__Excerpted text__:
-*-

DOUGLAS, Arizona | Wed Oct 31, 2012 9:05am EDT

DOUGLAS, Arizona (Reuters) - Manager Robin Brekhus was skeptical about her Arizona hotel's supernatural history until the day she went to the basement in search of candles during a power outage and glimpsed a figure in a long duster coat and cowboy hat in the beam of her flashlight.

"It was like he wanted me to make eye contact with him and acknowledge that I saw him," she said, recalling how she then sprinted up the steps to the spacious lobby with its Italianate columns and Tiffany & Co. stained glass mural - a new believer.

In its heyday in the early decades of the last century, the lobby of the Gadsden Hotel was known as the "living room" of the remote Arizona ranching town of Douglas, hosting cattle barons, cowboys and executives from the local copper mining industry.

While many hotels in the United States claim ghosts, staff and guests at the Gadsden have recorded scores of supernatural encounters from the top floor right down to the maze-like basement - not just at Halloween, but year round.

This Halloween, the hotel is embracing its haunted history as never before, with a visiting blues band from Tennessee set to play at a bash in the lobby. Guests can come dressed up or not, and ghosts are more than welcome.

The 160-room Gadsden Hotel, which is listed in the National Register of Historic Places, opened in 1907, but was badly damaged by a fire, and reopened in 1929. Since then, little has changed.

The lobby retains the original white marble steps leading to the large mezzanine, up which Mexican bandit-turned-revolutionary Pancho Villa once reportedly rode his horse.

Visitors ride one of the oldest manual elevators west of the Mississippi to their rooms, many fitted out with original furnishings, aging drapes and pictures that recall the hotel's bustling heyday.

SUPERNATURAL ENCOUNTERS

Many of the alleged supernatural encounters have been recorded by guests themselves and are kept in two binders behind the front desk. Accounts include televisions turning on and off in Room 333, supposedly the most haunted, and mysterious knocks coming from radiators.

-*-

[Labeled region listings]
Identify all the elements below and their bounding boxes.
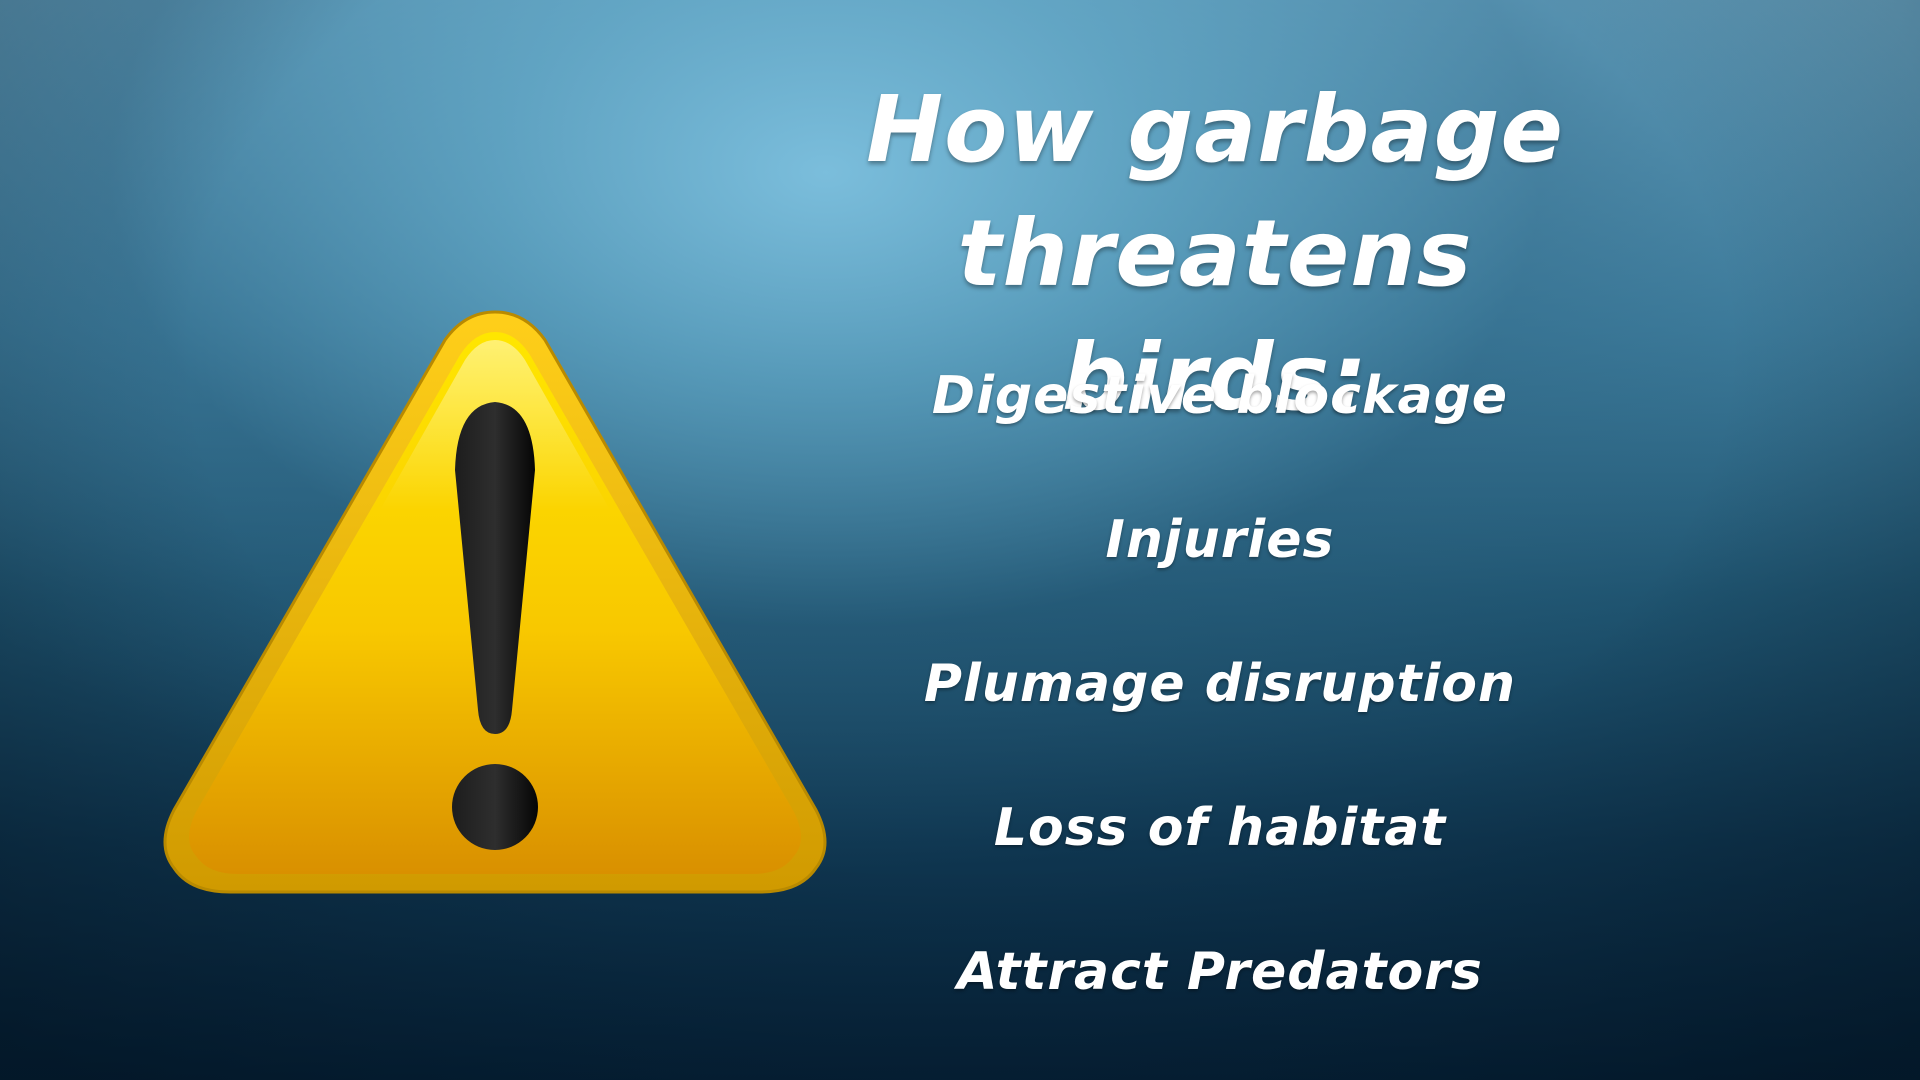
threat-item-attract-predators: Attract Predators — [957, 942, 1483, 1002]
threat-item-injuries: Injuries — [1105, 510, 1335, 570]
slide-title-line-2: birds: — [1061, 324, 1369, 431]
slide-title-line-1: How garbage threatens — [866, 76, 1564, 307]
slide-title: How garbage threatens birds: — [600, 68, 1830, 440]
threat-list: Digestive blockage Injuries Plumage disr… — [820, 360, 1620, 1080]
exclamation-bar — [455, 402, 535, 734]
threat-item-plumage-disruption: Plumage disruption — [923, 654, 1517, 714]
warning-exclamation-triangle-icon — [163, 310, 827, 894]
threat-item-digestive-blockage: Digestive blockage — [931, 366, 1509, 426]
exclamation-dot — [452, 764, 538, 850]
threat-item-loss-of-habitat: Loss of habitat — [993, 798, 1447, 858]
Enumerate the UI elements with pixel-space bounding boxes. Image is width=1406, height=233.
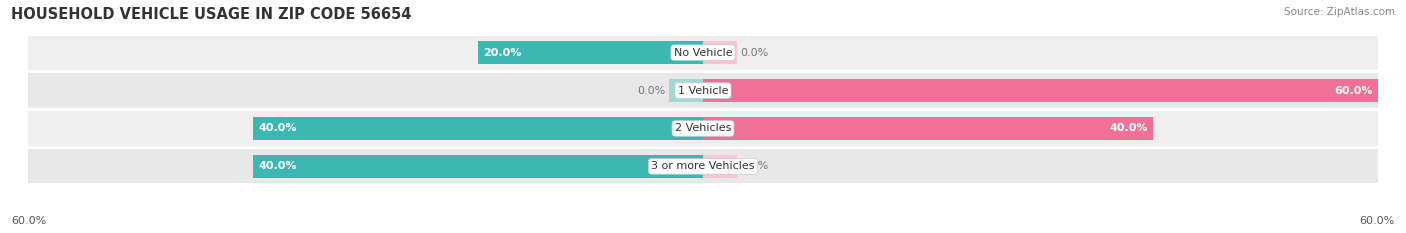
Bar — [253, 155, 703, 178]
Bar — [28, 149, 1378, 183]
Text: 0.0%: 0.0% — [637, 86, 666, 96]
Text: 0.0%: 0.0% — [740, 48, 769, 58]
Bar — [28, 73, 1378, 108]
Bar — [253, 117, 703, 140]
Bar — [28, 36, 1378, 70]
Text: 0.0%: 0.0% — [740, 161, 769, 171]
Text: 60.0%: 60.0% — [11, 216, 46, 226]
Bar — [669, 79, 703, 102]
Bar — [28, 111, 1378, 146]
Text: 60.0%: 60.0% — [1360, 216, 1395, 226]
Bar — [703, 79, 1378, 102]
Text: 40.0%: 40.0% — [259, 161, 297, 171]
Text: No Vehicle: No Vehicle — [673, 48, 733, 58]
Text: HOUSEHOLD VEHICLE USAGE IN ZIP CODE 56654: HOUSEHOLD VEHICLE USAGE IN ZIP CODE 5665… — [11, 7, 412, 22]
Text: 60.0%: 60.0% — [1334, 86, 1372, 96]
Bar — [703, 41, 737, 64]
Text: 2 Vehicles: 2 Vehicles — [675, 123, 731, 134]
Text: 1 Vehicle: 1 Vehicle — [678, 86, 728, 96]
Text: 3 or more Vehicles: 3 or more Vehicles — [651, 161, 755, 171]
Text: 40.0%: 40.0% — [259, 123, 297, 134]
Text: 40.0%: 40.0% — [1109, 123, 1147, 134]
Text: 20.0%: 20.0% — [484, 48, 522, 58]
Bar — [703, 155, 737, 178]
Text: Source: ZipAtlas.com: Source: ZipAtlas.com — [1284, 7, 1395, 17]
Bar — [703, 117, 1153, 140]
Bar — [478, 41, 703, 64]
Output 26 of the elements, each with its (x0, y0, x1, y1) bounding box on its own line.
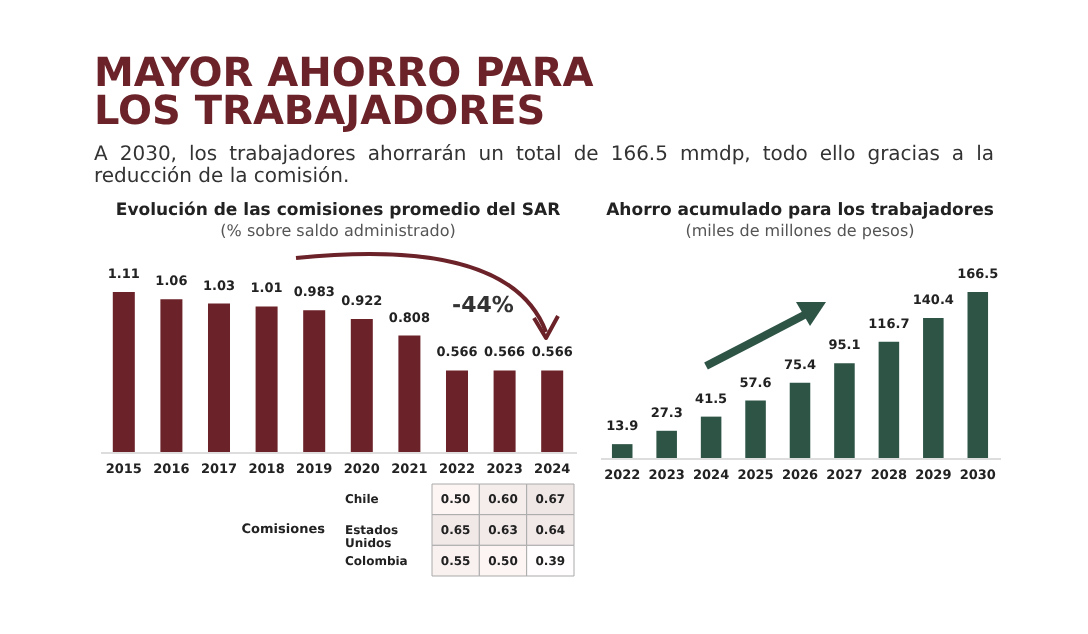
text: MAYOR AHORRO PARA LOS TRABAJADORES (94, 48, 596, 134)
chart-subtitle: (% sobre saldo administrado) (220, 222, 456, 240)
bar (541, 370, 564, 452)
bar (493, 370, 516, 452)
chart-title: Ahorro acumulado para los trabajadores (606, 201, 994, 221)
bar (255, 306, 278, 452)
bar (878, 341, 900, 458)
bar (398, 335, 421, 452)
bar (923, 318, 944, 458)
bar (745, 400, 766, 458)
bar (700, 416, 722, 458)
bar (350, 319, 373, 452)
bar (834, 363, 855, 458)
bar (112, 292, 135, 452)
bar (656, 430, 677, 458)
chart-title: Evolución de las comisiones promedio del SAR (115, 201, 562, 221)
bar (967, 292, 989, 458)
text: A 2030, los trabajadores ahorrarán un total de 166.5 mmdp, todo ello gracias a la reducción de la comisión. (94, 144, 994, 188)
bar (207, 303, 231, 452)
chart-subtitle: (miles de millones de pesos) (685, 222, 915, 240)
bar (160, 299, 183, 452)
bar (445, 370, 469, 452)
bar (611, 444, 633, 458)
annotation: -44% (452, 292, 514, 318)
bar (789, 382, 811, 458)
bar (303, 310, 326, 452)
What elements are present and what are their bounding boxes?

-*-

__Set of tasks__:
a) Using the Gadsden Hotel article, decide whether each statement agrees with it. (i) The Gadsden Hotel first opened in 1929. (ii) Room 333 is supposedly the most haunted room. (iii) Robin Brekhus went to the basement looking for candles. Answer yes or no for each, quoting the deciding words.
b) Answer these questions from the Gadsden Hotel article.
(i) What was the hotel's lobby known as in its heyday?
(ii) Where are the guests' accounts of supernatural encounters kept?
(iii) Where is the visiting blues band from?
c) Please pick up the Gadsden Hotel article after its final sentence and continue it.

__Task answers__:
a)
(i) No: "opened in 1907, but was badly damaged by a fire, and reopened in 1929"
(ii) Yes: "Room 333, supposedly the most haunted"
(iii) Yes: "went to the basement in search of candles during a power outage"

b)
(i) The "living room" of the remote Arizona ranching town of Douglas
(ii) In two binders behind the front desk
(iii) Tennessee

c)
"My heart almost came out of my chest," one guest wrote of her experience. "But then I thought ‘Pray the Hail Mary,' all was fine."

In another testimonial, a guest reported hearing a key turning in a lock, then two figures walking into the room "as if they just finished a day of shopping." Then they were gone.

One woman visitor wrote of something pulling on her hair during the night, while another said she felt someone "sit on the edge of the bed, then ... felt pressure as the person laid down next to me."

"She came down the next morning and said, ‘You know what? It felt like someone got in bed with me,'" deputy manager Brenda Maley recalled as she stood in the spacious sunlit lobby.

Maley, who said a ghost once pinned her to a bed in room 114, said she apologized and offered up a new room. But the woman happily declined.

Television paranormal sleuths and amateur ghost hunters have probed the Gadsden, some toting thermal image cameras. Enthusiasts have also sent in photographs of purported paranormal phenomena, including an eerie snap of a shadowy translucent cowboy sitting on a couch in the lobby.

But not all guests are believers: "The only thing haunted about Room 333 is the toilet, which won't stop running," wrote one skeptic.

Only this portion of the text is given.